**Task directions:** Look for "would" in the listing below. Gather each line that contains it.
---*---
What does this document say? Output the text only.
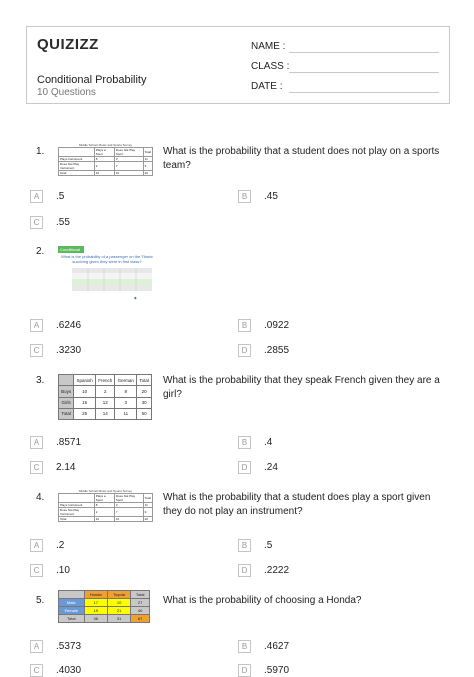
QUIZIZZ
Conditional Probability
10 Questions
NAME :
CLASS :
DATE :
1.
Middle School Music and Sports Survey
	Plays a Sport	Does Not Play Sport	Total
Plays Instrument	8	3	11
Does Not Play Instrument	2	7	9
Total	10	10	20
What is the probability that a student does not play on a sports team?
A	.5	B	.45
C	.55
2.	Conditional
What is the probability of a passenger on the Titanic surviving given they were in first class?
◆
A	.6246	B	.0922
C	.3230	D	.2855
3.
		Spanish	French	German	Total
Boys	10	2	8	20
Girls	15	12	3	30
Total	25	14	11	50
What is the probability that they speak French given they are a girl?
A	.8571	B	.4
C	2.14	D	.24
4.
Middle School Music and Sports Survey
	Plays a Sport	Does Not Play Sport	Total
Plays Instrument	8	3	11
Does Not Play Instrument	2	7	9
Total	10	10	20
What is the probability that a student does play a sport given they do not play an instrument?
A	.2	B	.5
C	.10	D	.2222
5.
	Honda	Toyota	Total
Male	17	10	27
Female	19	21	40
Total	36	31	67
What is the probability of choosing a Honda?
A	.5373	B	.4627
C	.4030	D	.5970
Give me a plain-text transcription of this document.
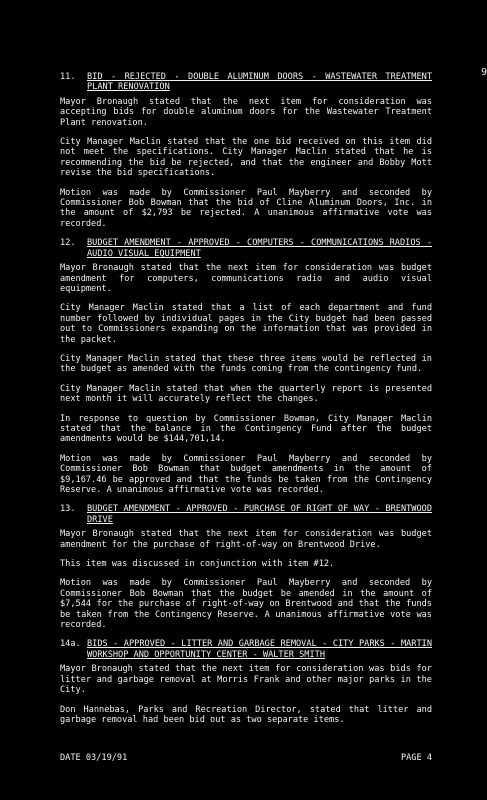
9
11.	BID - REJECTED - DOUBLE ALUMINUM DOORS - WASTEWATER TREATMENT PLANT RENOVATION

Mayor Bronaugh stated that the next item for consideration was accepting bids for double aluminum doors for the Wastewater Treatment Plant renovation.

City Manager Maclin stated that the one bid received on this item did not meet the specifications. City Manager Maclin stated that he is recommending the bid be rejected, and that the engineer and Bobby Mott revise the bid specifications.

Motion was made by Commissioner Paul Mayberry and seconded by Commissioner Bob Bowman that the bid of Cline Aluminum Doors, Inc. in the amount of $2,793 be rejected. A unanimous affirmative vote was recorded.

12.	BUDGET AMENDMENT - APPROVED - COMPUTERS - COMMUNICATIONS RADIOS - AUDIO VISUAL EQUIPMENT

Mayor Bronaugh stated that the next item for consideration was budget amendment for computers, communications radio and audio visual equipment.

City Manager Maclin stated that a list of each department and fund number followed by individual pages in the City budget had been passed out to Commissioners expanding on the information that was provided in the packet.

City Manager Maclin stated that these three items would be reflected in the budget as amended with the funds coming from the contingency fund.

City Manager Maclin stated that when the quarterly report is presented next month it will accurately reflect the changes.

In response to question by Commissioner Bowman, City Manager Maclin stated that the balance in the Contingency Fund after the budget amendments would be $144,701,14.

Motion was made by Commissioner Paul Mayberry and seconded by Commissioner Bob Bowman that budget amendments in the amount of $9,167.46 be approved and that the funds be taken from the Contingency Reserve. A unanimous affirmative vote was recorded.

13.	BUDGET AMENDMENT - APPROVED - PURCHASE OF RIGHT OF WAY - BRENTWOOD DRIVE

Mayor Bronaugh stated that the next item for consideration was budget amendment for the purchase of right-of-way on Brentwood Drive.

This item was discussed in conjunction with item #12.

Motion was made by Commissioner Paul Mayberry and seconded by Commissioner Bob Bowman that the budget be amended in the amount of $7,544 for the purchase of right-of-way on Brentwood and that the funds be taken from the Contingency Reserve. A unanimous affirmative vote was recorded.

14a. BIDS - APPROVED - LITTER AND GARBAGE REMOVAL - CITY PARKS - MARTIN WORKSHOP AND OPPORTUNITY CENTER - WALTER SMITH

Mayor Bronaugh stated that the next item for consideration was bids for litter and garbage removal at Morris Frank and other major parks in the City.

Don Hannebas, Parks and Recreation Director, stated that litter and garbage removal had been bid out as two separate items.

DATE 03/19/91	PAGE 4
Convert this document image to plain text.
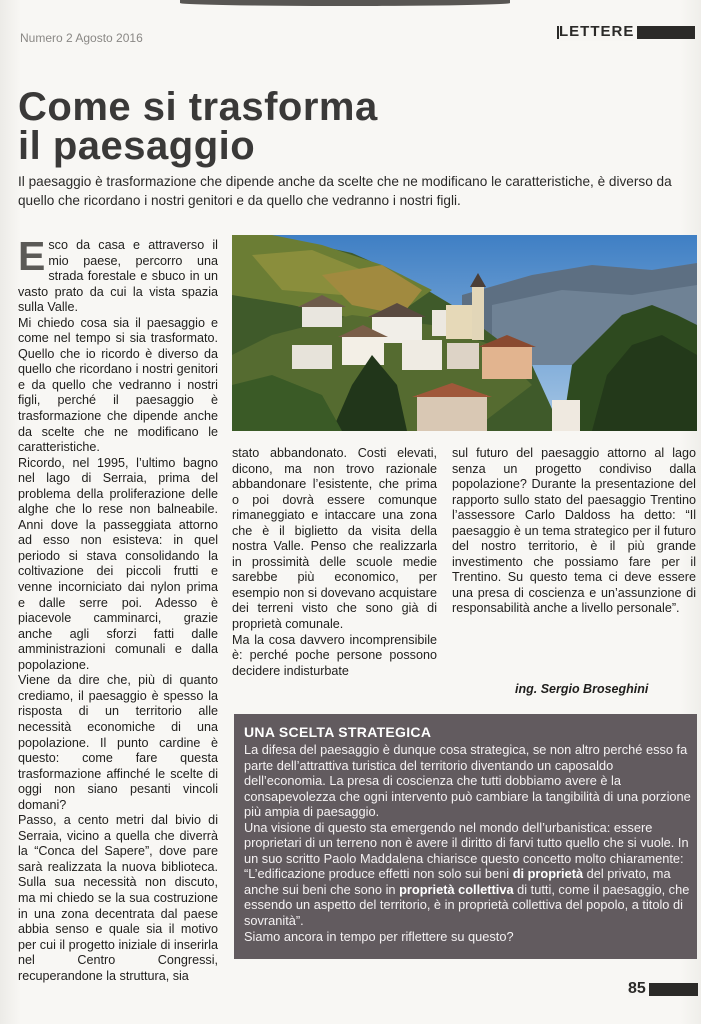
Numero 2 Agosto 2016	LETTERE
Come si trasforma
il paesaggio

Il paesaggio è trasformazione che dipende anche da scelte che ne modificano le caratteristiche, è diverso da quello che ricordano i nostri genitori e da quello che vedranno i nostri figli.

Esco da casa e attraverso il mio paese, percorro una strada forestale e sbuco in un vasto prato da cui la vista spazia sulla Valle.

Mi chiedo cosa sia il paesaggio e come nel tempo si sia trasformato. Quello che io ricordo è diverso da quello che ricordano i nostri genitori e da quello che vedranno i nostri figli, perché il paesaggio è trasformazione che dipende anche da scelte che ne modificano le caratteristiche.

Ricordo, nel 1995, l’ultimo bagno nel lago di Serraia, prima del problema della proliferazione delle alghe che lo rese non balneabile. Anni dove la passeggiata attorno ad esso non esisteva: in quel periodo si stava consolidando la coltivazione dei piccoli frutti e venne incorniciato dai nylon prima e dalle serre poi. Adesso è piacevole camminarci, grazie anche agli sforzi fatti dalle amministrazioni comunali e dalla popolazione.

Viene da dire che, più di quanto crediamo, il paesaggio è spesso la risposta di un territorio alle necessità economiche di una popolazione. Il punto cardine è questo: come fare questa trasformazione affinché le scelte di oggi non siano pesanti vincoli domani?

Passo, a cento metri dal bivio di Serraia, vicino a quella che diverrà la “Conca del Sapere”, dove pare sarà realizzata la nuova biblioteca. Sulla sua necessità non discuto, ma mi chiedo se la sua costruzione in una zona decentrata dal paese abbia senso e quale sia il motivo per cui il progetto iniziale di inserirla nel Centro Congressi, recuperandone la struttura, sia

stato abbandonato. Costi elevati, dicono, ma non trovo razionale abbandonare l’esistente, che prima o poi dovrà essere comunque rimaneggiato e intaccare una zona che è il biglietto da visita della nostra Valle. Penso che realizzarla in prossimità delle scuole medie sarebbe più economico, per esempio non si dovevano acquistare dei terreni visto che sono già di proprietà comunale.

Ma la cosa davvero incomprensibile è: perché poche persone possono decidere indisturbate

sul futuro del paesaggio attorno al lago senza un progetto condiviso dalla popolazione? Durante la presentazione del rapporto sullo stato del paesaggio Trentino l’assessore Carlo Daldoss ha detto: “Il paesaggio è un tema strategico per il futuro del nostro territorio, è il più grande investimento che possiamo fare per il Trentino. Su questo tema ci deve essere una presa di coscienza e un’assunzione di responsabilità anche a livello personale”.

ing. Sergio Broseghini
UNA SCELTA STRATEGICA
La difesa del paesaggio è dunque cosa strategica, se non altro perché esso fa parte dell’attrattiva turistica del territorio diventando un caposaldo dell’economia. La presa di coscienza che tutti dobbiamo avere è la consapevolezza che ogni intervento può cambiare la tangibilità di una porzione più ampia di paesaggio.
Una visione di questo sta emergendo nel mondo dell’urbanistica: essere proprietari di un terreno non è avere il diritto di farvi tutto quello che si vuole. In un suo scritto Paolo Maddalena chiarisce questo concetto molto chiaramente: “L’edificazione produce effetti non solo sui beni di proprietà del privato, ma anche sui beni che sono in proprietà collettiva di tutti, come il paesaggio, che essendo un aspetto del territorio, è in proprietà collettiva del popolo, a titolo di sovranità”.
Siamo ancora in tempo per riflettere su questo?
85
---*---
**Completed task:**
City Manager Maclin stated that these three items would be reflected in the budget as amended with the funds coming from the contingency fund.
In response to question by Commissioner Bowman, City Manager Maclin stated that the balance in the Contingency Fund after the budget amendments would be $144,701,14.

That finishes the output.